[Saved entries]
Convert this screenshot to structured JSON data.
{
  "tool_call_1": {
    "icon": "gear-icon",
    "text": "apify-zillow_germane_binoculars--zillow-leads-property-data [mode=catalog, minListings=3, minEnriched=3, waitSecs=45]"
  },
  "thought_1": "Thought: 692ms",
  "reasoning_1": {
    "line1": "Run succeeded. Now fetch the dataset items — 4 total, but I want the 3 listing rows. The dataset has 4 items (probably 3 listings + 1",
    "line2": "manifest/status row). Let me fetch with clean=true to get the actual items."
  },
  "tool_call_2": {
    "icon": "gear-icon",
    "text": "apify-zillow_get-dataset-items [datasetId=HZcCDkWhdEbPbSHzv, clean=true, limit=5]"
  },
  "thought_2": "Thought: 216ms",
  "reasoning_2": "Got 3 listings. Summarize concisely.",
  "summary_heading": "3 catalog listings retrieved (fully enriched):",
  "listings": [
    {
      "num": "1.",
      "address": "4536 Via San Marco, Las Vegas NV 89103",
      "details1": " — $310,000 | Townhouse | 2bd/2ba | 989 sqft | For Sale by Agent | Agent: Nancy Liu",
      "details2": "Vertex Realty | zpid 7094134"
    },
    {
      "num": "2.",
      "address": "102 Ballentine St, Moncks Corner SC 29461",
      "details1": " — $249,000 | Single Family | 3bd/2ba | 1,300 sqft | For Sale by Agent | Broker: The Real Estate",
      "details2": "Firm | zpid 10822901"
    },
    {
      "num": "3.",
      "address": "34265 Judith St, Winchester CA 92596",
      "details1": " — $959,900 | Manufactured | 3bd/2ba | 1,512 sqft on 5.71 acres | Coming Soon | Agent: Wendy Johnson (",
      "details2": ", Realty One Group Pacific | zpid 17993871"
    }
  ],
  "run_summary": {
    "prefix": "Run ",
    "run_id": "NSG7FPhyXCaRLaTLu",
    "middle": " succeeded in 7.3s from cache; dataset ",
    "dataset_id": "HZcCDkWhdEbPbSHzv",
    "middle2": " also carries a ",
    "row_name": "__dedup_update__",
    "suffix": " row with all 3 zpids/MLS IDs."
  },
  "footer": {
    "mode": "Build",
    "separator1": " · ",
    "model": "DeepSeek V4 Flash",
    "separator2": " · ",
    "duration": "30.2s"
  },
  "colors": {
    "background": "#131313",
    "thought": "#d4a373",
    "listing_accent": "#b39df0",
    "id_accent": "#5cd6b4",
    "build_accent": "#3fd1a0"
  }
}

* AIM *
How many lines of these entries hold the string "items"? Answer with the number alone.

* SOLUTION TO THIS EXERCISE *
3